* [EXERCISE BRIEF] Of the lines in this listing, how many contain the word "Dbnr"? Give the number and nothing else.

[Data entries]
—————

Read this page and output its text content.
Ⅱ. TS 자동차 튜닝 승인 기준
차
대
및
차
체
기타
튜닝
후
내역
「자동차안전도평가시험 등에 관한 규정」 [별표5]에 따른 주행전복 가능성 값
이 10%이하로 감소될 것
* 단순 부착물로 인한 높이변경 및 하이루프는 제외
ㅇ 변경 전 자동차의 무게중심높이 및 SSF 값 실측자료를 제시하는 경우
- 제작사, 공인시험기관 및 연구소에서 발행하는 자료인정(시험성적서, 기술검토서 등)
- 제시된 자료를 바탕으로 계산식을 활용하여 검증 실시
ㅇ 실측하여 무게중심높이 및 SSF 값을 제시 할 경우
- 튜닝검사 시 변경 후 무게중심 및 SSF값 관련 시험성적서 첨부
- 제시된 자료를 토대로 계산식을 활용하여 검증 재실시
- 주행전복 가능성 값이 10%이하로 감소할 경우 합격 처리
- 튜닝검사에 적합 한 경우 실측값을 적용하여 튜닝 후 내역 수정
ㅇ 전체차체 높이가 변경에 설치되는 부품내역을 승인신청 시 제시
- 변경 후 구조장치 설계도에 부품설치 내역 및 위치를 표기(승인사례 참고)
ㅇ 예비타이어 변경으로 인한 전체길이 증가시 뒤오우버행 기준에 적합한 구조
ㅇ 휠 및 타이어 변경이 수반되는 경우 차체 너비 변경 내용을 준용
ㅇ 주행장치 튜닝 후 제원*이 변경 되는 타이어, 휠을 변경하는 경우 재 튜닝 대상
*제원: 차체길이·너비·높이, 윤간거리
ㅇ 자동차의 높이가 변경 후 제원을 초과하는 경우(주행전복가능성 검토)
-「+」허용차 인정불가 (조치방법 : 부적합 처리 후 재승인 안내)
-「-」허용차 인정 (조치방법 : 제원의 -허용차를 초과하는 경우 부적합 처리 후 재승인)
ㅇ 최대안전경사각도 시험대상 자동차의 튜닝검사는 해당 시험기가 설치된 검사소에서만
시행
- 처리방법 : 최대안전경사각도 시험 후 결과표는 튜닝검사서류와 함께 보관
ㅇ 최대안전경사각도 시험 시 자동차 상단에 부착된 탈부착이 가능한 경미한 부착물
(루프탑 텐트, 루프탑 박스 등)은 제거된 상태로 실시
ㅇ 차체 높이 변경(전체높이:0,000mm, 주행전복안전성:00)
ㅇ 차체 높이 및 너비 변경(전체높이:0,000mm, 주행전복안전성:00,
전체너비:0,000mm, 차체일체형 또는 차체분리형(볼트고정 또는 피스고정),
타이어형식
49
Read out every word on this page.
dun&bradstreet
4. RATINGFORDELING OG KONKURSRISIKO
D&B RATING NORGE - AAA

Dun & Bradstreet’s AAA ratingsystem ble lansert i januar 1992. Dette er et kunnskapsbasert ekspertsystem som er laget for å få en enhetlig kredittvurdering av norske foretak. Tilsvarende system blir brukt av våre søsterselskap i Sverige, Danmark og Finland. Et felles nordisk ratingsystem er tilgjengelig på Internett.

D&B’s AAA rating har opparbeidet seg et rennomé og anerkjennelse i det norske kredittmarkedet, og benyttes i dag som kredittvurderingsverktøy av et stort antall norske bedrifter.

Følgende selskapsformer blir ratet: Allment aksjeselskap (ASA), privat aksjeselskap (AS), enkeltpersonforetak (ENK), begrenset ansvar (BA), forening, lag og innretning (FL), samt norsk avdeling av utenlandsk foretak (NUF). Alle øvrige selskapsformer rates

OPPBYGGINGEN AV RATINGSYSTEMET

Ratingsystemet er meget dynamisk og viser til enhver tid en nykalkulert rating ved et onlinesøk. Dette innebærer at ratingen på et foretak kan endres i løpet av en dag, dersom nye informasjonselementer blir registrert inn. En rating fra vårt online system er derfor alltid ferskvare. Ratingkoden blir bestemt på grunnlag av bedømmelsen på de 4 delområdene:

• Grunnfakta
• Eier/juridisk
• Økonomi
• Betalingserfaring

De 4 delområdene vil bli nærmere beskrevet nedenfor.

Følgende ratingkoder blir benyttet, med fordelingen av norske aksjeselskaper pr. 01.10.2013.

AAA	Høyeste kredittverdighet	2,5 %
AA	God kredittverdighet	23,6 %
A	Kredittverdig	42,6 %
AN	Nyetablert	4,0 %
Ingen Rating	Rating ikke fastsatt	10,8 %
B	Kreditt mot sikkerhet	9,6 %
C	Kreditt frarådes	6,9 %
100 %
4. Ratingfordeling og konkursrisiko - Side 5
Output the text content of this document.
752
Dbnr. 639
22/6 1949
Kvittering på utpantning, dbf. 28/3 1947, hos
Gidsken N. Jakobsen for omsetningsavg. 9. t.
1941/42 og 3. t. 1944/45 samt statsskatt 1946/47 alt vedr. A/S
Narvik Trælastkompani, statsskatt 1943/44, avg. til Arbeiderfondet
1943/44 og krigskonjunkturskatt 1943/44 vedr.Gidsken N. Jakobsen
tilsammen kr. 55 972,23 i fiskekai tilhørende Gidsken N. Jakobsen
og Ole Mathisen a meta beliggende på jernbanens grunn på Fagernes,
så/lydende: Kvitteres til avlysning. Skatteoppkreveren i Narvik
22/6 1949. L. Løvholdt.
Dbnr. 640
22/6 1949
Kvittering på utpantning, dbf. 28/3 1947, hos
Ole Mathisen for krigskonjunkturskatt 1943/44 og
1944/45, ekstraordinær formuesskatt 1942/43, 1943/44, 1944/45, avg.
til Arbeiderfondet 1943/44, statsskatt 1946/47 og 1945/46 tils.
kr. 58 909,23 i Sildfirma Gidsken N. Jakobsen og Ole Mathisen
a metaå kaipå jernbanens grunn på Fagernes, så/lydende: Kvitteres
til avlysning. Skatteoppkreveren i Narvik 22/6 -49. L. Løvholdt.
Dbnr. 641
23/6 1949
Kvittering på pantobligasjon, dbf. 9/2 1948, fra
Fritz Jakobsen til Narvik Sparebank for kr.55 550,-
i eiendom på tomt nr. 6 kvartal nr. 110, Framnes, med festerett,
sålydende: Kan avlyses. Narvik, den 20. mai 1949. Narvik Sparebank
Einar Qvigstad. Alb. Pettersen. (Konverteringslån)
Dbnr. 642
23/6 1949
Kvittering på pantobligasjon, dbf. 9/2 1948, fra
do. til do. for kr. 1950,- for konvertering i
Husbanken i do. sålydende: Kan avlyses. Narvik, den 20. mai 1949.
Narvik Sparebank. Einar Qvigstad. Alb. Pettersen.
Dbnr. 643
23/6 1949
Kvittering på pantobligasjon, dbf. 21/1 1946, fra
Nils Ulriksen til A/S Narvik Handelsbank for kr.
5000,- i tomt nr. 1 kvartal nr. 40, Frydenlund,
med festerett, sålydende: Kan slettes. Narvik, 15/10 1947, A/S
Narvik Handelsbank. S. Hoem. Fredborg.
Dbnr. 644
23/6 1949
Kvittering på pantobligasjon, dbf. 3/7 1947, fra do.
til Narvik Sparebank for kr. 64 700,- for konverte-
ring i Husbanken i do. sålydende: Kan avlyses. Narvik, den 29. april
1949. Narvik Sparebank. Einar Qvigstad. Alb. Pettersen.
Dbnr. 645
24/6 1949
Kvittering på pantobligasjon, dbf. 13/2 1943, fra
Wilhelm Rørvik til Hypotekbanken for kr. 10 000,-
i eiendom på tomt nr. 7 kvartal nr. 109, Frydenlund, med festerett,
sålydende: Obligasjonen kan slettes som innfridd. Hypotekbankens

—————

* [SOLUTION BELOW] 7